TASK: Copy everything in the listing below word for word, apart from any images.

Items from a dataset:
┌──

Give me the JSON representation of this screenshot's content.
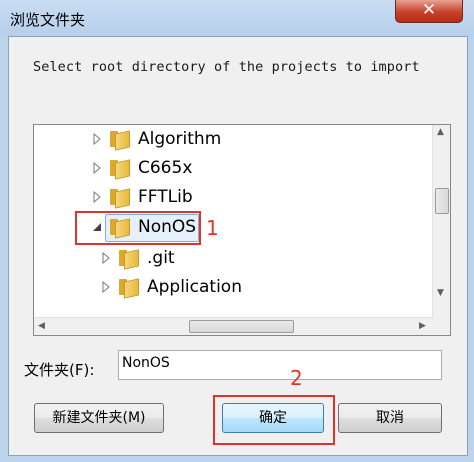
{
  "window": {
    "title": "浏览文件夹",
    "close_label": "✕"
  },
  "description": "Select root directory of the projects to import",
  "tree": {
    "items": [
      {
        "label": "Algorithm",
        "expanded": false
      },
      {
        "label": "C665x",
        "expanded": false
      },
      {
        "label": "FFTLib",
        "expanded": false
      },
      {
        "label": "NonOS",
        "expanded": true,
        "selected": true
      },
      {
        "label": ".git",
        "expanded": false
      },
      {
        "label": "Application",
        "expanded": false
      }
    ]
  },
  "folder_field": {
    "label": "文件夹(F):",
    "value": "NonOS"
  },
  "buttons": {
    "new_folder": "新建文件夹(M)",
    "ok": "确定",
    "cancel": "取消"
  },
  "annotations": {
    "marker_1": "1",
    "marker_2": "2"
  },
  "colors": {
    "annotation_red": "#e0342b",
    "selection_bg": "#e5f0fb",
    "folder_yellow": "#f6d77a"
  }
}
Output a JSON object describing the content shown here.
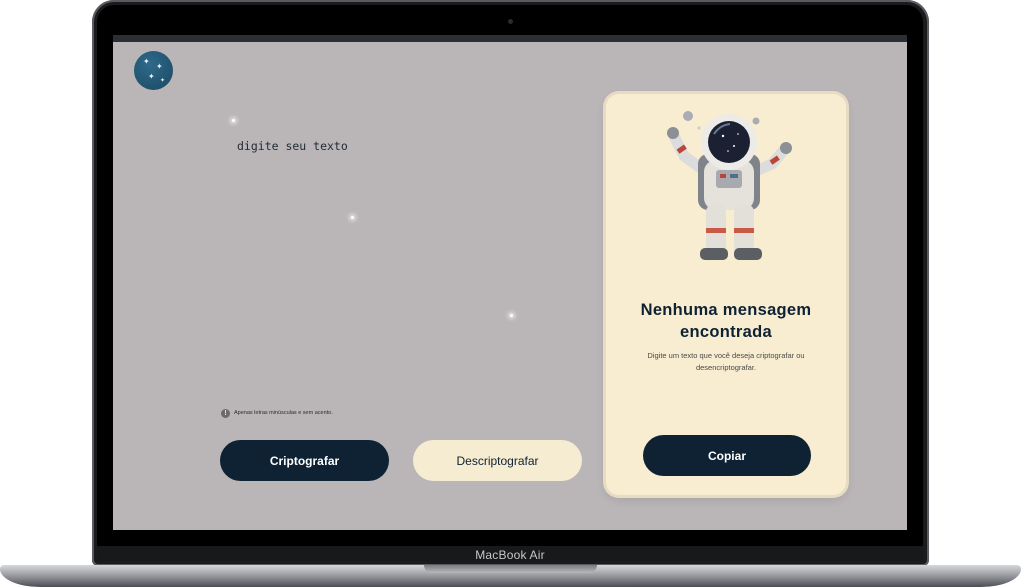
{
  "device": {
    "label": "MacBook Air"
  },
  "app": {
    "logo_icon": "night-sky-logo-icon",
    "input": {
      "placeholder": "digite seu texto",
      "value": ""
    },
    "hint": {
      "icon": "info-icon",
      "text": "Apenas letras minúsculas e sem acento."
    },
    "buttons": {
      "encrypt_label": "Criptografar",
      "decrypt_label": "Descriptografar"
    },
    "output_panel": {
      "illustration_icon": "astronaut-illustration",
      "title": "Nenhuma mensagem encontrada",
      "description": "Digite um texto que você deseja criptografar ou desencriptografar.",
      "copy_label": "Copiar"
    }
  },
  "colors": {
    "background": "#bab5b6",
    "primary_dark": "#0e2233",
    "accent_cream": "#f6ecd2",
    "panel": "#f8edd1"
  }
}
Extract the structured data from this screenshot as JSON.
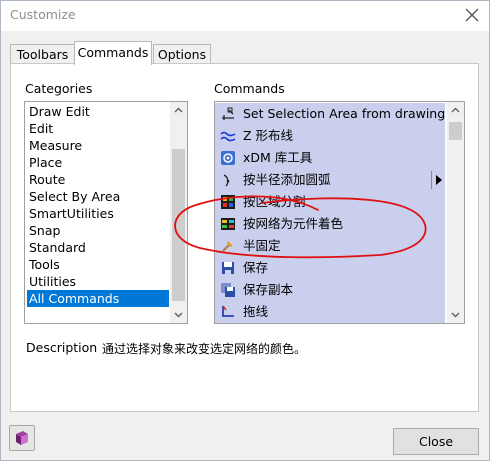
{
  "window": {
    "title": "Customize"
  },
  "tabs": [
    {
      "label": "Toolbars",
      "active": false
    },
    {
      "label": "Commands",
      "active": true
    },
    {
      "label": "Options",
      "active": false
    }
  ],
  "categories": {
    "label": "Categories",
    "items": [
      "Draw Edit",
      "Edit",
      "Measure",
      "Place",
      "Route",
      "Select By Area",
      "SmartUtilities",
      "Snap",
      "Standard",
      "Tools",
      "Utilities",
      "All Commands"
    ],
    "selected": "All Commands"
  },
  "commands": {
    "label": "Commands",
    "items": [
      {
        "label": "Set Selection Area from drawing",
        "icon": "selection-area-icon"
      },
      {
        "label": "Z 形布线",
        "icon": "z-route-icon"
      },
      {
        "label": "xDM 库工具",
        "icon": "xdm-library-icon"
      },
      {
        "label": "按半径添加圆弧",
        "icon": "arc-radius-icon",
        "has_submenu": true
      },
      {
        "label": "按区域分割",
        "icon": "area-split-icon"
      },
      {
        "label": "按网络为元件着色",
        "icon": "net-color-icon"
      },
      {
        "label": "半固定",
        "icon": "semi-fixed-icon"
      },
      {
        "label": "保存",
        "icon": "save-icon"
      },
      {
        "label": "保存副本",
        "icon": "save-copy-icon"
      },
      {
        "label": "拖线",
        "icon": "drag-track-icon"
      }
    ]
  },
  "description": {
    "label": "Description",
    "value": "通过选择对象来改变选定网络的颜色。"
  },
  "buttons": {
    "close": "Close"
  },
  "colors": {
    "selection": "#0078d7",
    "command_highlight": "#c9cfec",
    "annotation": "#e01010"
  }
}
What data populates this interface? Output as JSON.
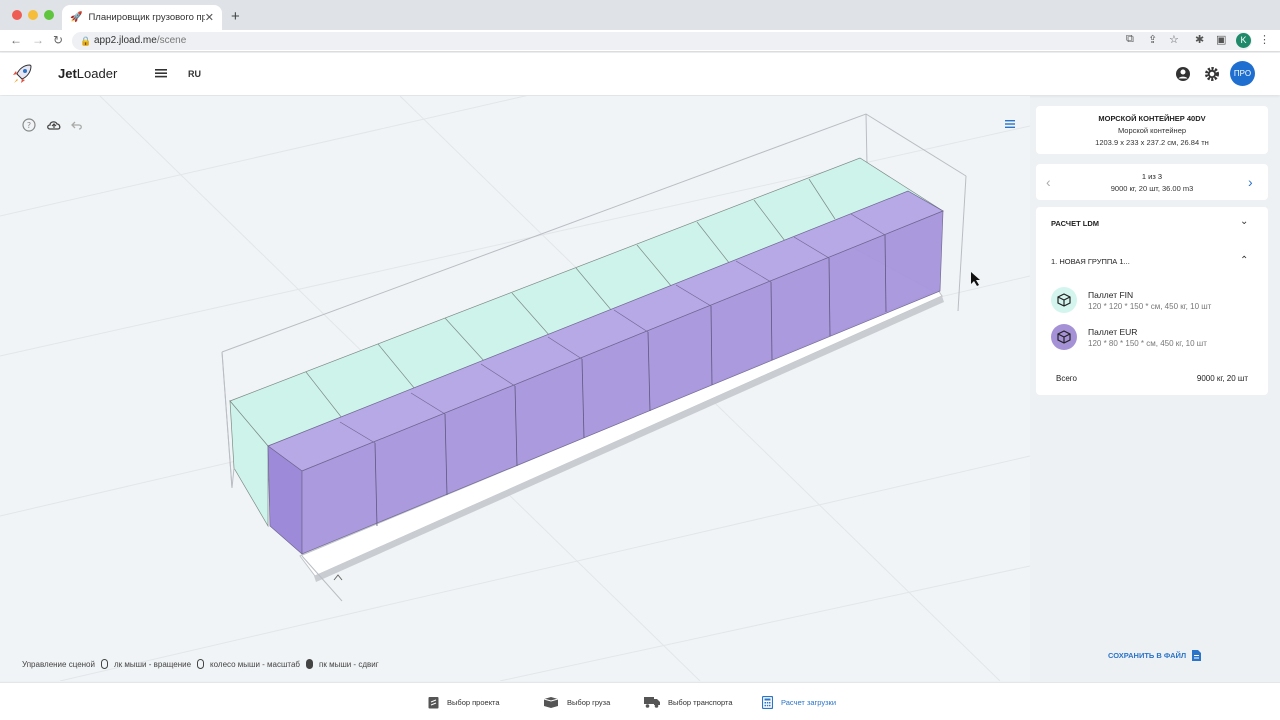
{
  "browser": {
    "tab_title": "Планировщик грузового про",
    "url_host": "app2.jload.me",
    "url_path": "/scene",
    "profile_initial": "K"
  },
  "app": {
    "brand_bold": "Jet",
    "brand_rest": "Loader",
    "lang": "RU",
    "pro_label": "ПРО",
    "accent": "#2a74c9"
  },
  "scene": {
    "controls_label": "Управление сценой",
    "control_rotate": "лк мыши - вращение",
    "control_zoom": "колесо мыши - масштаб",
    "control_pan": "пк мыши - сдвиг",
    "cargo_colors": {
      "fin": "#c8f2ea",
      "eur": "#9b86d9"
    }
  },
  "container": {
    "title": "МОРСКОЙ КОНТЕЙНЕР 40DV",
    "subtitle": "Морской контейнер",
    "dims": "1203.9 x 233 x 237.2 см, 26.84 тн"
  },
  "pager": {
    "position": "1 из 3",
    "summary": "9000 кг, 20 шт, 36.00 m3"
  },
  "ldm": {
    "title": "РАСЧЕТ LDM"
  },
  "group": {
    "title": "1. НОВАЯ ГРУППА 1...",
    "items": [
      {
        "name": "Паллет FIN",
        "dims": "120 * 120 * 150 * см, 450 кг, 10 шт",
        "color": "#d3f5ee"
      },
      {
        "name": "Паллет EUR",
        "dims": "120 * 80 * 150 * см, 450 кг, 10 шт",
        "color": "#a592d6"
      }
    ],
    "total_label": "Всего",
    "total_value": "9000 кг, 20 шт"
  },
  "save_label": "СОХРАНИТЬ В ФАЙЛ",
  "bottom_nav": [
    {
      "label": "Выбор проекта"
    },
    {
      "label": "Выбор груза"
    },
    {
      "label": "Выбор транспорта"
    },
    {
      "label": "Расчет загрузки"
    }
  ]
}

└──

SOLUTION FOR THIS TASK:
Give me the JSON representation of this screenshot's content.
{
  "window": {
    "title": "浏览文件夹",
    "close_label": "✕"
  },
  "description": "Select root directory of the projects to import",
  "tree": {
    "items": [
      {
        "label": "Algorithm",
        "expanded": false
      },
      {
        "label": "C665x",
        "expanded": false
      },
      {
        "label": "FFTLib",
        "expanded": false
      },
      {
        "label": "NonOS",
        "expanded": true,
        "selected": true
      },
      {
        "label": ".git",
        "expanded": false
      },
      {
        "label": "Application",
        "expanded": false
      }
    ]
  },
  "folder_field": {
    "label": "文件夹(F):",
    "value": "NonOS"
  },
  "buttons": {
    "new_folder": "新建文件夹(M)",
    "ok": "确定",
    "cancel": "取消"
  },
  "annotations": {
    "marker_1": "1",
    "marker_2": "2"
  },
  "colors": {
    "annotation_red": "#e0342b",
    "selection_bg": "#e5f0fb",
    "folder_yellow": "#f6d77a"
  }
}
Output a JSON object describing the content shown here.
{
  "device": {
    "label": "MacBook Air"
  },
  "app": {
    "logo_icon": "night-sky-logo-icon",
    "input": {
      "placeholder": "digite seu texto",
      "value": ""
    },
    "hint": {
      "icon": "info-icon",
      "text": "Apenas letras minúsculas e sem acento."
    },
    "buttons": {
      "encrypt_label": "Criptografar",
      "decrypt_label": "Descriptografar"
    },
    "output_panel": {
      "illustration_icon": "astronaut-illustration",
      "title": "Nenhuma mensagem encontrada",
      "description": "Digite um texto que você deseja criptografar ou desencriptografar.",
      "copy_label": "Copiar"
    }
  },
  "colors": {
    "background": "#bab5b6",
    "primary_dark": "#0e2233",
    "accent_cream": "#f6ecd2",
    "panel": "#f8edd1"
  }
}
Extract the structured data from this screenshot as JSON.
{
  "window": {
    "title": "Customize"
  },
  "tabs": [
    {
      "label": "Toolbars",
      "active": false
    },
    {
      "label": "Commands",
      "active": true
    },
    {
      "label": "Options",
      "active": false
    }
  ],
  "categories": {
    "label": "Categories",
    "items": [
      "Draw Edit",
      "Edit",
      "Measure",
      "Place",
      "Route",
      "Select By Area",
      "SmartUtilities",
      "Snap",
      "Standard",
      "Tools",
      "Utilities",
      "All Commands"
    ],
    "selected": "All Commands"
  },
  "commands": {
    "label": "Commands",
    "items": [
      {
        "label": "Set Selection Area from drawing",
        "icon": "selection-area-icon"
      },
      {
        "label": "Z 形布线",
        "icon": "z-route-icon"
      },
      {
        "label": "xDM 库工具",
        "icon": "xdm-library-icon"
      },
      {
        "label": "按半径添加圆弧",
        "icon": "arc-radius-icon",
        "has_submenu": true
      },
      {
        "label": "按区域分割",
        "icon": "area-split-icon"
      },
      {
        "label": "按网络为元件着色",
        "icon": "net-color-icon"
      },
      {
        "label": "半固定",
        "icon": "semi-fixed-icon"
      },
      {
        "label": "保存",
        "icon": "save-icon"
      },
      {
        "label": "保存副本",
        "icon": "save-copy-icon"
      },
      {
        "label": "拖线",
        "icon": "drag-track-icon"
      }
    ]
  },
  "description": {
    "label": "Description",
    "value": "通过选择对象来改变选定网络的颜色。"
  },
  "buttons": {
    "close": "Close"
  },
  "colors": {
    "selection": "#0078d7",
    "command_highlight": "#c9cfec",
    "annotation": "#e01010"
  }
}
What data populates this interface? Output as JSON.
{
  "browser": {
    "tab_title": "Планировщик грузового про",
    "url_host": "app2.jload.me",
    "url_path": "/scene",
    "profile_initial": "K"
  },
  "app": {
    "brand_bold": "Jet",
    "brand_rest": "Loader",
    "lang": "RU",
    "pro_label": "ПРО",
    "accent": "#2a74c9"
  },
  "scene": {
    "controls_label": "Управление сценой",
    "control_rotate": "лк мыши - вращение",
    "control_zoom": "колесо мыши - масштаб",
    "control_pan": "пк мыши - сдвиг",
    "cargo_colors": {
      "fin": "#c8f2ea",
      "eur": "#9b86d9"
    }
  },
  "container": {
    "title": "МОРСКОЙ КОНТЕЙНЕР 40DV",
    "subtitle": "Морской контейнер",
    "dims": "1203.9 x 233 x 237.2 см, 26.84 тн"
  },
  "pager": {
    "position": "1 из 3",
    "summary": "9000 кг, 20 шт, 36.00 m3"
  },
  "ldm": {
    "title": "РАСЧЕТ LDM"
  },
  "group": {
    "title": "1. НОВАЯ ГРУППА 1...",
    "items": [
      {
        "name": "Паллет FIN",
        "dims": "120 * 120 * 150 * см, 450 кг, 10 шт",
        "color": "#d3f5ee"
      },
      {
        "name": "Паллет EUR",
        "dims": "120 * 80 * 150 * см, 450 кг, 10 шт",
        "color": "#a592d6"
      }
    ],
    "total_label": "Всего",
    "total_value": "9000 кг, 20 шт"
  },
  "save_label": "СОХРАНИТЬ В ФАЙЛ",
  "bottom_nav": [
    {
      "label": "Выбор проекта"
    },
    {
      "label": "Выбор груза"
    },
    {
      "label": "Выбор транспорта"
    },
    {
      "label": "Расчет загрузки"
    }
  ]
}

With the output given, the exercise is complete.